[Data entries]
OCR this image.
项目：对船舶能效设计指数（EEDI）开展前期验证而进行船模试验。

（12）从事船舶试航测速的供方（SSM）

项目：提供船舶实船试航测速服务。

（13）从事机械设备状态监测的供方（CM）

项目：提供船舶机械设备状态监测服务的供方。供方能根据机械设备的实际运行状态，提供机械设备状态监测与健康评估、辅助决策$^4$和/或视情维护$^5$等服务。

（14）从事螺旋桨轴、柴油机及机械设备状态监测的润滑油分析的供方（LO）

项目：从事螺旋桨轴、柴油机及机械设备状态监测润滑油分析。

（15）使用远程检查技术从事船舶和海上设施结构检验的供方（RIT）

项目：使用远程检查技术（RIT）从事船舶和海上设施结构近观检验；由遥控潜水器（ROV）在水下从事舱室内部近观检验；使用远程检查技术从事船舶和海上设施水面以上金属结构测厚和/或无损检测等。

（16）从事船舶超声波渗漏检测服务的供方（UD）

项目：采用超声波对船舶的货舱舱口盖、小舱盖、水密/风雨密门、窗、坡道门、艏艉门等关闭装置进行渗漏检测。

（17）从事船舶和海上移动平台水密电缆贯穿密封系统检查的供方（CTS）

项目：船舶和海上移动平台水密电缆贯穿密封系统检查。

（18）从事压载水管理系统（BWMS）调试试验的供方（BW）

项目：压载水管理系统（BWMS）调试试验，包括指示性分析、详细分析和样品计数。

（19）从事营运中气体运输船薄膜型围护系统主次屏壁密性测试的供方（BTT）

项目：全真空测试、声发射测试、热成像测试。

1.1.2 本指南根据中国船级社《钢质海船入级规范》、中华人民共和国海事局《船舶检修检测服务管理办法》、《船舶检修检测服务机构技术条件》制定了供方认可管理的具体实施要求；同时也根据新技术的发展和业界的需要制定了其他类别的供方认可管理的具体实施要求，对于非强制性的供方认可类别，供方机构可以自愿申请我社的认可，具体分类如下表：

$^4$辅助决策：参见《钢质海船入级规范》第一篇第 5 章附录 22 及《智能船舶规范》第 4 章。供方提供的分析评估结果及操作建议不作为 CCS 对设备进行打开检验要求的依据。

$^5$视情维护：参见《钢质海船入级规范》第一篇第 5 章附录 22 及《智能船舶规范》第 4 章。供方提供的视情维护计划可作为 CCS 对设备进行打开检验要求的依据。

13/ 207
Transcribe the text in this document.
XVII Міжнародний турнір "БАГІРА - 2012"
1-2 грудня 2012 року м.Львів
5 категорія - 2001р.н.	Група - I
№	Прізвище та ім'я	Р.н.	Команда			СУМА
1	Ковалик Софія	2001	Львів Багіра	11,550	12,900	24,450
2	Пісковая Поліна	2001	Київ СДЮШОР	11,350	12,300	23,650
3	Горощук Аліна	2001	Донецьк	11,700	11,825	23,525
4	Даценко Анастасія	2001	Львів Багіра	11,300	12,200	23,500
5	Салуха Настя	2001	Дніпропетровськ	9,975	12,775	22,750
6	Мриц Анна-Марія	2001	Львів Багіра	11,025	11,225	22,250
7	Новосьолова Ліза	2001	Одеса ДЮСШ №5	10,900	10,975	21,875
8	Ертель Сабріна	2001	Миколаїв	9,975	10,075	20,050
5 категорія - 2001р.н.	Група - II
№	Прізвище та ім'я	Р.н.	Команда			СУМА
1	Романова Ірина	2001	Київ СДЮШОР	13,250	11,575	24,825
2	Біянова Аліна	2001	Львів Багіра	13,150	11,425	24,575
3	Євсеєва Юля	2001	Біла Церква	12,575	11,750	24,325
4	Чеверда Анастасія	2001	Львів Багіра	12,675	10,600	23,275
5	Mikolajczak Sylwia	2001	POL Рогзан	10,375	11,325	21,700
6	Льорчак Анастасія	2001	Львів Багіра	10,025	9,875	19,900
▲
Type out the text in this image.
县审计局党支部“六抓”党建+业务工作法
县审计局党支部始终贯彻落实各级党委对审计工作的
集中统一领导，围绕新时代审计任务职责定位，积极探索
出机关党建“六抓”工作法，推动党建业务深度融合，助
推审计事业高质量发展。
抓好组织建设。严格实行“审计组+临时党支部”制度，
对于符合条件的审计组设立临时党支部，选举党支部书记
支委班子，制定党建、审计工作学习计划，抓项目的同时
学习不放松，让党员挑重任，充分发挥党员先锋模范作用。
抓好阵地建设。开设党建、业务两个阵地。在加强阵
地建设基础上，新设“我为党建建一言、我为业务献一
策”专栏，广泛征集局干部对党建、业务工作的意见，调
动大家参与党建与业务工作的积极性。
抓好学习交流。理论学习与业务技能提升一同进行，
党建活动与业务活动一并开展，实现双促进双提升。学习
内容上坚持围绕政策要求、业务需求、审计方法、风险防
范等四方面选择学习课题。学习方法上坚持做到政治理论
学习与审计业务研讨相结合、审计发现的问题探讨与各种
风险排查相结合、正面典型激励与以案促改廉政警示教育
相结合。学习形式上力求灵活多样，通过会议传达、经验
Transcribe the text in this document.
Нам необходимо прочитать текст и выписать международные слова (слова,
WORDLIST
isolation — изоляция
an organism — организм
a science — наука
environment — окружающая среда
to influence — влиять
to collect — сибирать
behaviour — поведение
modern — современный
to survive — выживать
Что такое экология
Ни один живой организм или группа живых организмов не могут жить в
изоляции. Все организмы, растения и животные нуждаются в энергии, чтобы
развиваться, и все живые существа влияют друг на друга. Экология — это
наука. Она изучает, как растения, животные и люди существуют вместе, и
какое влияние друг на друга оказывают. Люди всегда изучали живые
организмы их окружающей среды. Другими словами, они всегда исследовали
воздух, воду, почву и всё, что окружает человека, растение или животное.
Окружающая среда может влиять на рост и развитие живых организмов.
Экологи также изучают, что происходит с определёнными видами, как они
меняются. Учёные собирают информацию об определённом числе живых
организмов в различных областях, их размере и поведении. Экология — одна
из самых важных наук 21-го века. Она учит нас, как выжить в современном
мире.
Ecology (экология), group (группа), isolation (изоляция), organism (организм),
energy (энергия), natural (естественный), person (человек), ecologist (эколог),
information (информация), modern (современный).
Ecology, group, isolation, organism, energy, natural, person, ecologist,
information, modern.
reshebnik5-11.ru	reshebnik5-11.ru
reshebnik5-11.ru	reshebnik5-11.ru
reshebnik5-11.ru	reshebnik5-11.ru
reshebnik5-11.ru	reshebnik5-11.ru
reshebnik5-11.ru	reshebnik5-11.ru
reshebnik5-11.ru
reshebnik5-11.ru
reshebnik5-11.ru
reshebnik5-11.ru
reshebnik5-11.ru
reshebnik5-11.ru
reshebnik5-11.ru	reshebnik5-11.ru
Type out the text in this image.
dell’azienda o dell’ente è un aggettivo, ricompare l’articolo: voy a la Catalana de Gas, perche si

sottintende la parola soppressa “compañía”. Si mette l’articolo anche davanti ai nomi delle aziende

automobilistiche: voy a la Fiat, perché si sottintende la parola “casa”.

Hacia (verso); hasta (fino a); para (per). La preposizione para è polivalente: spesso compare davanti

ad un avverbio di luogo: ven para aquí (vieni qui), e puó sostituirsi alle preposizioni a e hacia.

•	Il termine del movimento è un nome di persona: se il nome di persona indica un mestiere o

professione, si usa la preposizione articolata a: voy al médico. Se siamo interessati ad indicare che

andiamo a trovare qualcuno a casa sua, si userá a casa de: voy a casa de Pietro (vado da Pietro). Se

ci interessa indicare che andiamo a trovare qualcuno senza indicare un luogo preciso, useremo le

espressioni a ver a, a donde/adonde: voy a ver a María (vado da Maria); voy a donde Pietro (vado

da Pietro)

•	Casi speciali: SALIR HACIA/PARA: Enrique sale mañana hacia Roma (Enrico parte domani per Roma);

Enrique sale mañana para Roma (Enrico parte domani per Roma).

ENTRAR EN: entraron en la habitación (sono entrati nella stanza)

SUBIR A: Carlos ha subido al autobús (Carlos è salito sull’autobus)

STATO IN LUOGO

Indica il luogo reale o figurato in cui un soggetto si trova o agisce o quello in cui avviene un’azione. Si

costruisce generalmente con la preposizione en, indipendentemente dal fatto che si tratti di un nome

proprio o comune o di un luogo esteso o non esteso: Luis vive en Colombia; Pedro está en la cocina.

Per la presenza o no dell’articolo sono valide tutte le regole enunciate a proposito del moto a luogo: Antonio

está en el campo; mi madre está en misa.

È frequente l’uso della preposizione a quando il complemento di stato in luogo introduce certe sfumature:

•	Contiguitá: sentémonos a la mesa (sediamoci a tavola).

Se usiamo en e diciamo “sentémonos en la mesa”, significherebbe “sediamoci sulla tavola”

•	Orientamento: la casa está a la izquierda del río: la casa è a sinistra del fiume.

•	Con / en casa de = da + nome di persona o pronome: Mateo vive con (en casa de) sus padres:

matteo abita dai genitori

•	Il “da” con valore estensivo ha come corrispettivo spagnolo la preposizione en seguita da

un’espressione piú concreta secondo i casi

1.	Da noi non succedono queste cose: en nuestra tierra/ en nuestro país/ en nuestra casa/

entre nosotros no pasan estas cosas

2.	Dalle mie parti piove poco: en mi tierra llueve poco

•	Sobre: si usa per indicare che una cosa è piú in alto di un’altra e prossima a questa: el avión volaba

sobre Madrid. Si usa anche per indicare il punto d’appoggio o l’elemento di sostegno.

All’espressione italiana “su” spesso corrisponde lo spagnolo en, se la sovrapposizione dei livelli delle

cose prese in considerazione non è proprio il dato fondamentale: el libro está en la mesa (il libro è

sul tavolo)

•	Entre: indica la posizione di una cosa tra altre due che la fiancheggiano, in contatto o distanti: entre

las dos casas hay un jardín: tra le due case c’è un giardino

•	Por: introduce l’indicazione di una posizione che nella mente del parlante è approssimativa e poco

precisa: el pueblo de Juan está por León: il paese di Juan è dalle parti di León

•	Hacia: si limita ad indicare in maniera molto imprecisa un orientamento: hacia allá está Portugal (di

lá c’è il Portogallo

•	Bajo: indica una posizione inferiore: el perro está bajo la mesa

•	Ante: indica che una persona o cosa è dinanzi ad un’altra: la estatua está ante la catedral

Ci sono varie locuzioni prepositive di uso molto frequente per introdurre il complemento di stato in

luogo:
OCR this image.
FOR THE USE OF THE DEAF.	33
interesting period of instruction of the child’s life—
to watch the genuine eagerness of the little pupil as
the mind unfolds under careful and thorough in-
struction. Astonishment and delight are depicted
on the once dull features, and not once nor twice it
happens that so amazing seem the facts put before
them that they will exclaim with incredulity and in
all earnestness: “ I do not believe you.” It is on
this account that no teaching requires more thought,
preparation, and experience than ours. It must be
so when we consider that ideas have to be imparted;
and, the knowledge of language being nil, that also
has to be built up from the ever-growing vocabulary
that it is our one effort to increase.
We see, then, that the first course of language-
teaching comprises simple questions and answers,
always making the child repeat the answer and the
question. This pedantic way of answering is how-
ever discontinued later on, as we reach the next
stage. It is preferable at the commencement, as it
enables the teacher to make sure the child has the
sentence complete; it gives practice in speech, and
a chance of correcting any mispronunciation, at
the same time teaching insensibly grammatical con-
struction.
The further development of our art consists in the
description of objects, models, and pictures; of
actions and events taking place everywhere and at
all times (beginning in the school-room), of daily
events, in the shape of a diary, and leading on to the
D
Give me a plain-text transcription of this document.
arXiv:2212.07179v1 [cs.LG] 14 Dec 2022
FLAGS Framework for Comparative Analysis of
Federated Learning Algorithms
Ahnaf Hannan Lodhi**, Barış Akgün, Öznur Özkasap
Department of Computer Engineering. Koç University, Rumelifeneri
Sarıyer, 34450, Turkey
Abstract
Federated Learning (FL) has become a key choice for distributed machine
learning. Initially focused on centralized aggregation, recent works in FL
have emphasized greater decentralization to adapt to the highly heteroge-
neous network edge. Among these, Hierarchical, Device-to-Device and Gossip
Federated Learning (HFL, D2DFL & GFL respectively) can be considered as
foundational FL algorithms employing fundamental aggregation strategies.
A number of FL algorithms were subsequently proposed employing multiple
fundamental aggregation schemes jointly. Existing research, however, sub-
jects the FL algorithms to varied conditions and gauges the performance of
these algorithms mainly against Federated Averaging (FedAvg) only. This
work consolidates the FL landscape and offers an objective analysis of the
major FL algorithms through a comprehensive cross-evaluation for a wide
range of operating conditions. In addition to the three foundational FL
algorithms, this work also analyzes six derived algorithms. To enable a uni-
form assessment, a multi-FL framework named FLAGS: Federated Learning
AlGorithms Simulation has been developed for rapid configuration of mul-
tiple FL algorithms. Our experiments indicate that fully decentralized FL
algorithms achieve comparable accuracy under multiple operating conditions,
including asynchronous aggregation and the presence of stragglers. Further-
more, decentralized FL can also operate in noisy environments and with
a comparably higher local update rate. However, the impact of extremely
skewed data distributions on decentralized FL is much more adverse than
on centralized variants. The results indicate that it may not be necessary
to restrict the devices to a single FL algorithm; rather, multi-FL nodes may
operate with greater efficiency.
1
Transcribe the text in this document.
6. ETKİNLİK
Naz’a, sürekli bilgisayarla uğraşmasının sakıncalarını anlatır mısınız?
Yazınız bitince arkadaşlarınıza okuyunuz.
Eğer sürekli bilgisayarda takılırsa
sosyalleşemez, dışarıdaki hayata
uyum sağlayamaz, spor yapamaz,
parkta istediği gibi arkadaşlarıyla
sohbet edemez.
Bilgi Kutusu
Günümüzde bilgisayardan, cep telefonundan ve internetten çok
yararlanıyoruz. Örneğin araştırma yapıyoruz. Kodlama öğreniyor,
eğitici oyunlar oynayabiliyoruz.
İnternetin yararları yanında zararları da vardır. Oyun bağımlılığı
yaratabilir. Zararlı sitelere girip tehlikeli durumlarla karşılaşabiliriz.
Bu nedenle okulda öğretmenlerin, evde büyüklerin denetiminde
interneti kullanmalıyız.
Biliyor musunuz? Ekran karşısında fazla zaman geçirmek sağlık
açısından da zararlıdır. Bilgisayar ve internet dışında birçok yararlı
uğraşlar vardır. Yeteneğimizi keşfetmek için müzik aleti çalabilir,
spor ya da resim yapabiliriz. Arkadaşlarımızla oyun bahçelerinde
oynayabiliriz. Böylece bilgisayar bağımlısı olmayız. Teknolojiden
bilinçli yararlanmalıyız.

*The request*.
Scan the material above. Copy each line where "frequente" occurs.

*Final result*.
È frequente l’uso della preposizione a quando il complemento di stato in luogo introduce certe sfumature:
Ci sono varie locuzioni prepositive di uso molto frequente per introdurre il complemento di stato in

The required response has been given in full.